## ФРАГМЕНТ ТЕКСТА
---------------
В промежутке между написанием первого очерка настоящей работы и ее напечатанием судьба забросила пишущего эти строки в атлантическую метрополию Нового Света — Нью-Йорк. Таким путем ему открылось поле наблюдения за различными чертами «осуществления» еще одной утопии, некогда упорно привлекавшей к себе еврейскую периферию, успевшую заразить ею народную массу, пожалуй в большей степени, чем какой бы то ни было другой. Заманчивые горизонты страны долларов не только влекли к себе жадные глаза неприспособленных и неудачников перспективой вольготной и сытой жизни. Из-за них также до уха периферийной интеллигенции доносились некие райские звуки. Бойцов за идеалы парламентаризма и «свобод» Америка не только снабжала целым арсеналом наглядных доводов и доказательств от противного, но и, сверх того, дарила их настоящей находкой, еще одной утопией, для которой не только русская, но и европейская обстановка тех времен едва ли давала достаточно питательных материалов. Социальный идеал безликой, стандартизованной массы рабочих муравьев, упорным трудом сооружающих гигантское тело нового, механического Левиафана, окончательно преодолевал все религиозные и иррациональные предрассудки, давая достойное увенчание всему комплексу революционноутопических замыслов.
---------------
## ИСХОДНЫЕ ДАННЫЕ
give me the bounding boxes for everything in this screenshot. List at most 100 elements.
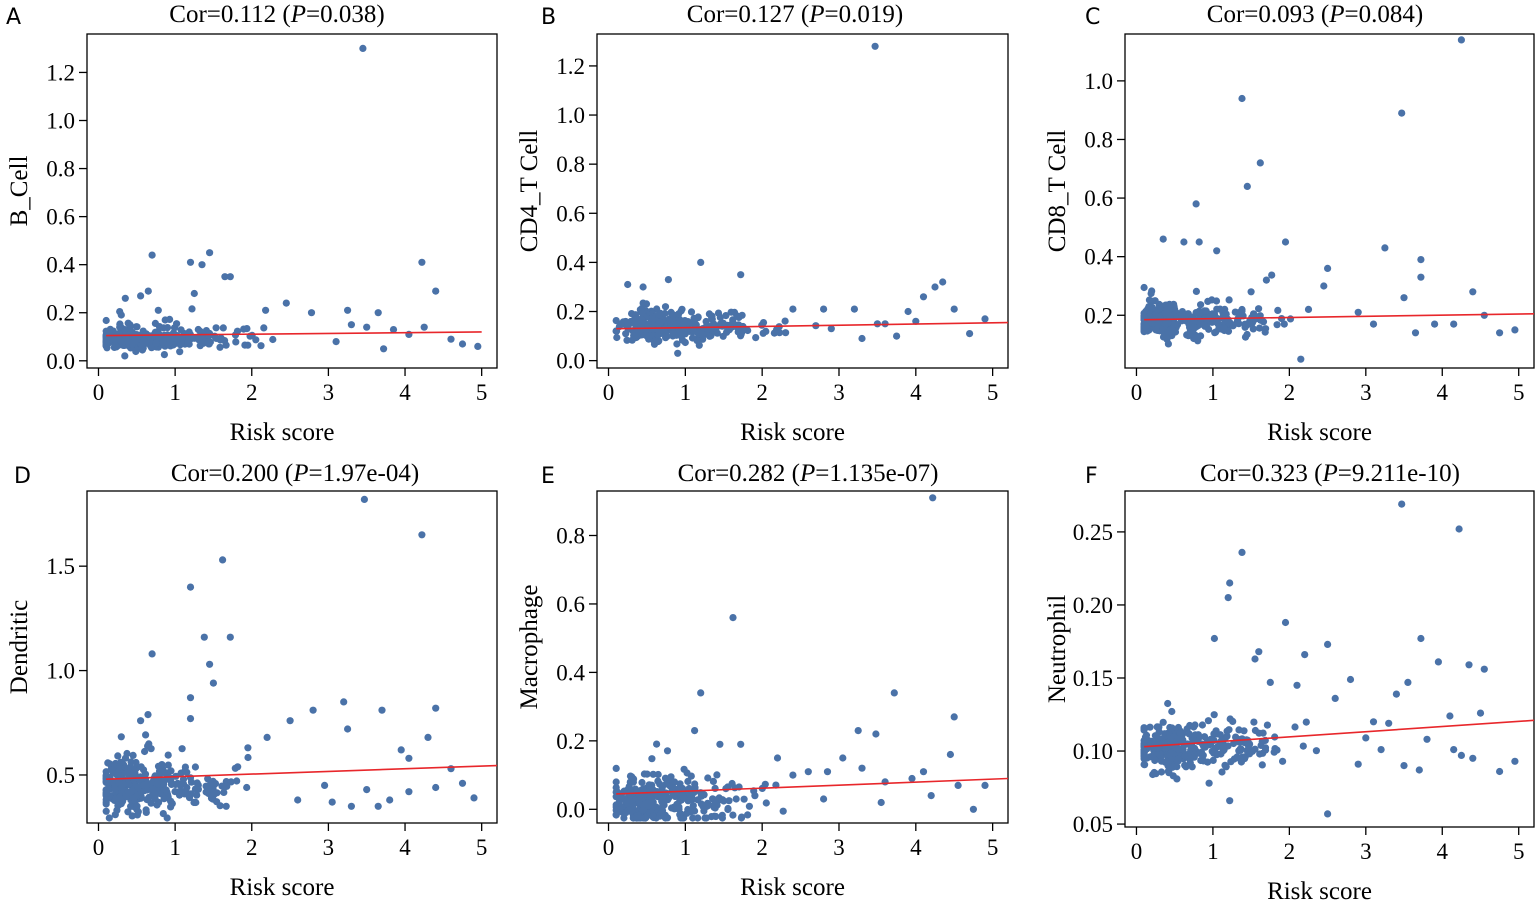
---------------
## УСЛОВИЕ ЗАДАЧИ A
Ответьте по фрагменту текста на вопросы, каждый с новой строки:
(i) В какой город судьба забросила пишущего эти строки и в какой промежуток времени?
(ii) Что, помимо арсенала наглядных доводов, Америка дарила бойцам за идеалы парламентаризма и «свобод»?
(iii) Что, согласно социальному идеалу, сооружают рабочие муравьи своим упорным трудом?
## УСЛОВИЕ ЗАДАЧИ B
Объясните по фрагменту текста, чем заманчивые горизонты страны долларов привлекали неприспособленных и неудачников.

## РЕШЕНИЕ ЗАДАЧИ A
(i) В Нью-Йорк, в промежутке между написанием первого очерка работы и ее напечатанием.
(ii) Настоящую находку, еще одну утопию.
(iii) Гигантское тело нового, механического Левиафана.

## РЕШЕНИЕ ЗАДАЧИ B
Они влекли их перспективой вольготной и сытой жизни.